(Records of where elements appear)
::::

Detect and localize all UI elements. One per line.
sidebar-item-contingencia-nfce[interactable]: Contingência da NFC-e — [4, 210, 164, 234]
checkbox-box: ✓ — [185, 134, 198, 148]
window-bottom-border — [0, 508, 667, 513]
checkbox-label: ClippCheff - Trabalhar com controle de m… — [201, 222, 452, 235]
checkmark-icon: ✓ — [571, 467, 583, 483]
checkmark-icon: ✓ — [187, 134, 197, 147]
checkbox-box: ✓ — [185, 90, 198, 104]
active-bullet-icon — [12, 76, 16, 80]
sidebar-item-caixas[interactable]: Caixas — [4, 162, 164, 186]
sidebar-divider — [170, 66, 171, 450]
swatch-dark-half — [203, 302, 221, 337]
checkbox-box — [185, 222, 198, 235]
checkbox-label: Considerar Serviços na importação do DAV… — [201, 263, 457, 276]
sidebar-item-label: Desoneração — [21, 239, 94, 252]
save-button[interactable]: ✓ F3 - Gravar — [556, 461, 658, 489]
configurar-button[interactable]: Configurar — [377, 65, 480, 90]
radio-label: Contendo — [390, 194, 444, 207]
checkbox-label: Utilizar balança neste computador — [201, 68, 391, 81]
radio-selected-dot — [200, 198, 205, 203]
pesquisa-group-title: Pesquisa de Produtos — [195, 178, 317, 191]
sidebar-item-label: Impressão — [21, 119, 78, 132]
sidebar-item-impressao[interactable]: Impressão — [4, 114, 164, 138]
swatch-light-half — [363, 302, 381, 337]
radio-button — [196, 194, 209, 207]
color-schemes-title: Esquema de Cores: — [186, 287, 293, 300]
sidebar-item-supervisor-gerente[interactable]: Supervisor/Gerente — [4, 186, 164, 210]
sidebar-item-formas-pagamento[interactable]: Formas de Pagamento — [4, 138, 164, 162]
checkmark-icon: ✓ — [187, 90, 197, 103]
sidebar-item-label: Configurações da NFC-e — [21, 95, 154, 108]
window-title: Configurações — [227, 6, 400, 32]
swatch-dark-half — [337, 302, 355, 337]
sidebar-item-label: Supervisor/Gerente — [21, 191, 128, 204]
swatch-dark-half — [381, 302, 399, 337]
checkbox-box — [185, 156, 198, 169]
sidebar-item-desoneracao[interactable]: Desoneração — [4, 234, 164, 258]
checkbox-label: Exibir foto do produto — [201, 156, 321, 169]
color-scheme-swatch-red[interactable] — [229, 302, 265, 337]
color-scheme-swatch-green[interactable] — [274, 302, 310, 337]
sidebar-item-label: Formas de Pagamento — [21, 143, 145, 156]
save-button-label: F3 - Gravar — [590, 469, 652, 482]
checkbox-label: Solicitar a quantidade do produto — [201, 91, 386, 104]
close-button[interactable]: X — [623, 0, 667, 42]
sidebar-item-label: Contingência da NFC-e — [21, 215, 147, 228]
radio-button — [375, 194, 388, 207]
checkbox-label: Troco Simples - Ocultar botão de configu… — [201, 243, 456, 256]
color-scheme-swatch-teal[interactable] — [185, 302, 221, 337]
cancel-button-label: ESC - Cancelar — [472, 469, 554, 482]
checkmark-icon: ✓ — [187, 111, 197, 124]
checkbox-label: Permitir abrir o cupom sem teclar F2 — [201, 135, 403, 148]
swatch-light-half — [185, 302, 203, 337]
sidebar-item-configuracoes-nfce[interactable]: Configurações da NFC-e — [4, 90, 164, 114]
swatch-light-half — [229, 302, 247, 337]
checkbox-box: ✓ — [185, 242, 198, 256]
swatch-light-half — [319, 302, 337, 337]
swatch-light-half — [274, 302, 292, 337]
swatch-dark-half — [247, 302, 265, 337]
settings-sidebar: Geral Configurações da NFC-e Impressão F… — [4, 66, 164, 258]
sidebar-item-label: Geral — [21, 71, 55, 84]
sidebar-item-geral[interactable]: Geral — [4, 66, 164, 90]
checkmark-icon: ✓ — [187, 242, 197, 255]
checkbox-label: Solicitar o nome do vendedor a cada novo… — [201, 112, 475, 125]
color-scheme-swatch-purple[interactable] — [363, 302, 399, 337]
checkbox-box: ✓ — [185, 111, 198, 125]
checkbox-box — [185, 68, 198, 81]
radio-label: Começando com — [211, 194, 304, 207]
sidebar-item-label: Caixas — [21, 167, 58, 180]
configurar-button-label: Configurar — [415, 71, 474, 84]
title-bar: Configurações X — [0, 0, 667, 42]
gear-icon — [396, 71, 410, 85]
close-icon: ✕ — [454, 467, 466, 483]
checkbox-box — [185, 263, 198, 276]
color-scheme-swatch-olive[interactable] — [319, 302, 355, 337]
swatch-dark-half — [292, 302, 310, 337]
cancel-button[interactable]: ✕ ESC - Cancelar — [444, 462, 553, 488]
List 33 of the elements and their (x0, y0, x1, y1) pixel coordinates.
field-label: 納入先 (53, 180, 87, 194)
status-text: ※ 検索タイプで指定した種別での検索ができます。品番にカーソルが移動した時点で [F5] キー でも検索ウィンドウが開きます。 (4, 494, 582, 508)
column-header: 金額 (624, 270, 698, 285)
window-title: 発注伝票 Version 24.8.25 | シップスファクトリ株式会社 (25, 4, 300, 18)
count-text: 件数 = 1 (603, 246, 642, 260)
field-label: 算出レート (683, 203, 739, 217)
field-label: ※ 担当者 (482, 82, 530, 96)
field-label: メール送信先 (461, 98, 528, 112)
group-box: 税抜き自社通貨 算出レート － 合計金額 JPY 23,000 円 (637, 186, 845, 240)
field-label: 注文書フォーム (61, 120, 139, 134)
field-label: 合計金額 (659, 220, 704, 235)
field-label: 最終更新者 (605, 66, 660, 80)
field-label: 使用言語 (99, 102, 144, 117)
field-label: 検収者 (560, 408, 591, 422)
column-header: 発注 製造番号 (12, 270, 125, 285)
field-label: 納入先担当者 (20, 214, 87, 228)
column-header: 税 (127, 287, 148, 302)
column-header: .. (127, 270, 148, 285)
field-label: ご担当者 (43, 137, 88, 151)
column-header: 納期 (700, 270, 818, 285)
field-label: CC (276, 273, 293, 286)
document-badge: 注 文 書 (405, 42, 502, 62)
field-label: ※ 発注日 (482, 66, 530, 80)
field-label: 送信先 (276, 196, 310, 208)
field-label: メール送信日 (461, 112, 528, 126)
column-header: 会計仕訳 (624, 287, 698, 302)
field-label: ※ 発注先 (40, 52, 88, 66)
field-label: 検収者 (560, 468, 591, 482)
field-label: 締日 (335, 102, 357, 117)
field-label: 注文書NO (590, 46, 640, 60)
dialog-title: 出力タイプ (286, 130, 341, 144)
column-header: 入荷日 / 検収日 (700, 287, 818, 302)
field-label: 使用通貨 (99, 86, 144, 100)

::::

WORK INSTRUCTIONS:
Collect every line of the records above that contains the string "nfce", matching its case exactly.

RESPONSE FOR THIS EXERCISE:
sidebar-item-contingencia-nfce[interactable]: Contingência da NFC-e — [4, 210, 164, 234]
sidebar-item-configuracoes-nfce[interactable]: Configurações da NFC-e — [4, 90, 164, 114]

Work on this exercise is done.